* _What to work on_: How many lines of these records hold the string "Innstillingen"? Reply with the number alone.
▶
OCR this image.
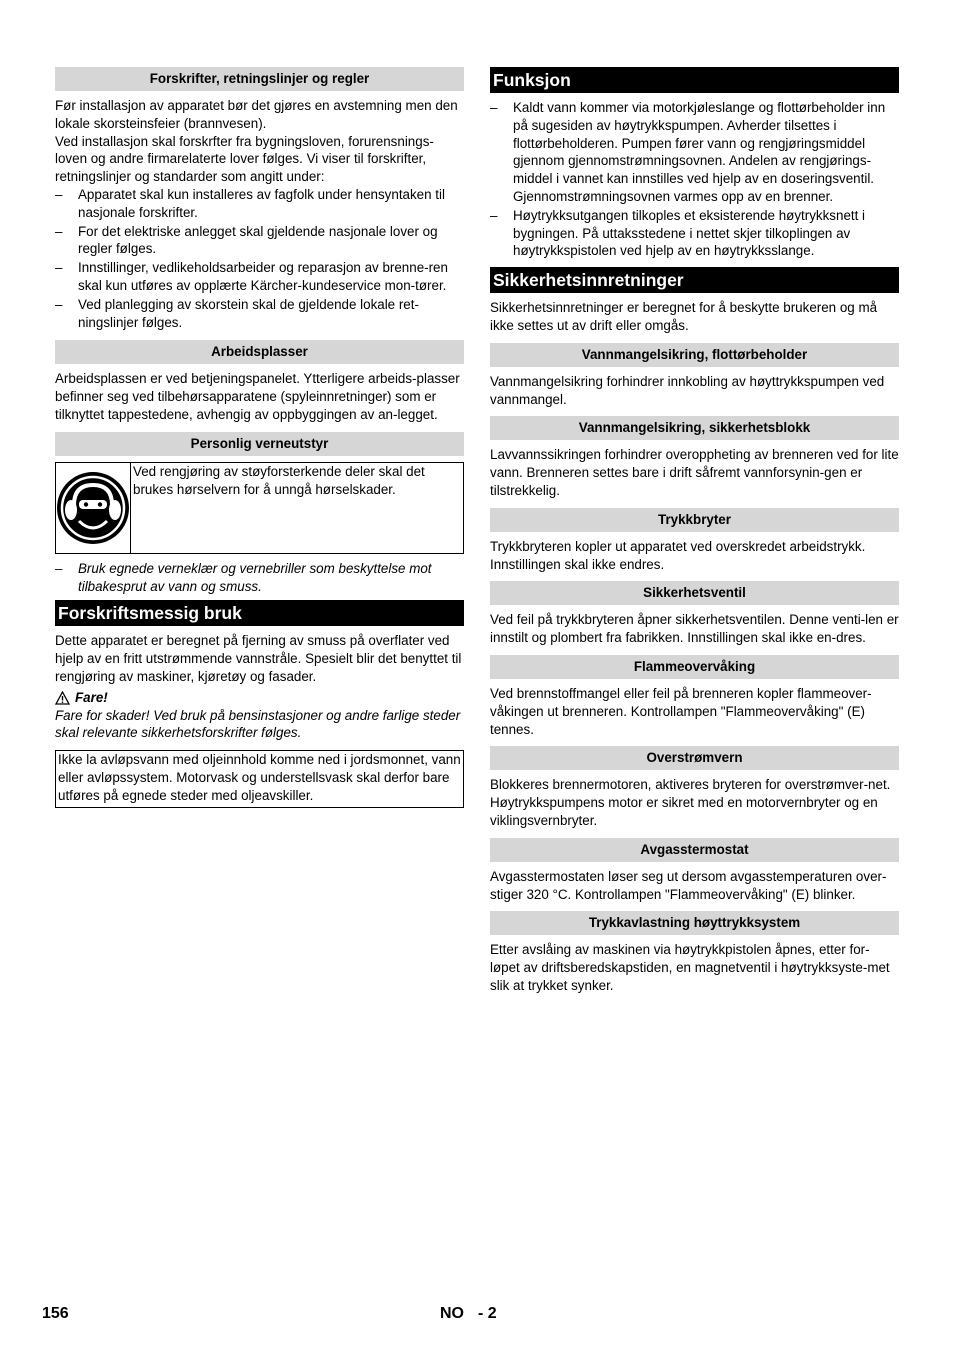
Forskrifter, retningslinjer og regler

Før installasjon av apparatet bør det gjøres en avstemning men den lokale skorsteinsfeier (brannvesen).

Ved installasjon skal forskrfter fra bygningsloven, forurensnings-loven og andre firmarelaterte lover følges. Vi viser til forskrifter, retningslinjer og standarder som angitt under:

– Apparatet skal kun installeres av fagfolk under hensyntaken til nasjonale forskrifter.
– For det elektriske anlegget skal gjeldende nasjonale lover og regler følges.
– Innstillinger, vedlikeholdsarbeider og reparasjon av brenne-ren skal kun utføres av opplærte Kärcher-kundeservice mon-tører.
– Ved planlegging av skorstein skal de gjeldende lokale ret-ningslinjer følges.
Arbeidsplasser

Arbeidsplassen er ved betjeningspanelet. Ytterligere arbeids-plasser befinner seg ved tilbehørsapparatene (spyleinnretninger) som er tilknyttet tappestedene, avhengig av oppbyggingen av an-legget.

Personlig verneutstyr
Ved rengjøring av støyforsterkende deler skal det brukes hørselvern for å unngå hørselskader.
– Bruk egnede verneklær og vernebriller som beskyttelse mot tilbakesprut av vann og smuss.
Forskriftsmessig bruk

Dette apparatet er beregnet på fjerning av smuss på overflater ved hjelp av en fritt utstrømmende vannstråle. Spesielt blir det benyttet til rengjøring av maskiner, kjøretøy og fasader.

Fare!

Fare for skader! Ved bruk på bensinstasjoner og andre farlige steder skal relevante sikkerhetsforskrifter følges.

Ikke la avløpsvann med oljeinnhold komme ned i jordsmonnet, vann eller avløpssystem. Motorvask og understellsvask skal derfor bare utføres på egnede steder med oljeavskiller.

Funksjon
– Kaldt vann kommer via motorkjøleslange og flottørbeholder inn på sugesiden av høytrykkspumpen. Avherder tilsettes i flottørbeholderen. Pumpen fører vann og rengjøringsmiddel gjennom gjennomstrømningsovnen. Andelen av rengjørings-middel i vannet kan innstilles ved hjelp av en doseringsventil. Gjennomstrømningsovnen varmes opp av en brenner.
– Høytrykksutgangen tilkoples et eksisterende høytrykksnett i bygningen. På uttaksstedene i nettet skjer tilkoplingen av høytrykkspistolen ved hjelp av en høytrykksslange.
Sikkerhetsinnretninger

Sikkerhetsinnretninger er beregnet for å beskytte brukeren og må ikke settes ut av drift eller omgås.

Vannmangelsikring, flottørbeholder

Vannmangelsikring forhindrer innkobling av høyttrykkspumpen ved vannmangel.

Vannmangelsikring, sikkerhetsblokk

Lavvannssikringen forhindrer overoppheting av brenneren ved for lite vann. Brenneren settes bare i drift såfremt vannforsynin-gen er tilstrekkelig.

Trykkbryter

Trykkbryteren kopler ut apparatet ved overskredet arbeidstrykk. Innstillingen skal ikke endres.

Sikkerhetsventil

Ved feil på trykkbryteren åpner sikkerhetsventilen. Denne venti-len er innstilt og plombert fra fabrikken. Innstillingen skal ikke en-dres.

Flammeovervåking

Ved brennstoffmangel eller feil på brenneren kopler flammeover-våkingen ut brenneren. Kontrollampen "Flammeovervåking" (E) tennes.

Overstrømvern

Blokkeres brennermotoren, aktiveres bryteren for overstrømver-net. Høytrykkspumpens motor er sikret med en motorvernbryter og en viklingsvernbryter.

Avgasstermostat

Avgasstermostaten løser seg ut dersom avgasstemperaturen over-stiger 320 °C. Kontrollampen "Flammeovervåking" (E) blinker.

Trykkavlastning høyttrykksystem

Etter avslåing av maskinen via høytrykkpistolen åpnes, etter for-løpet av driftsberedskapstiden, en magnetventil i høytrykksyste-met slik at trykket synker.

156	NO - 2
◀
* _Task solution_: 2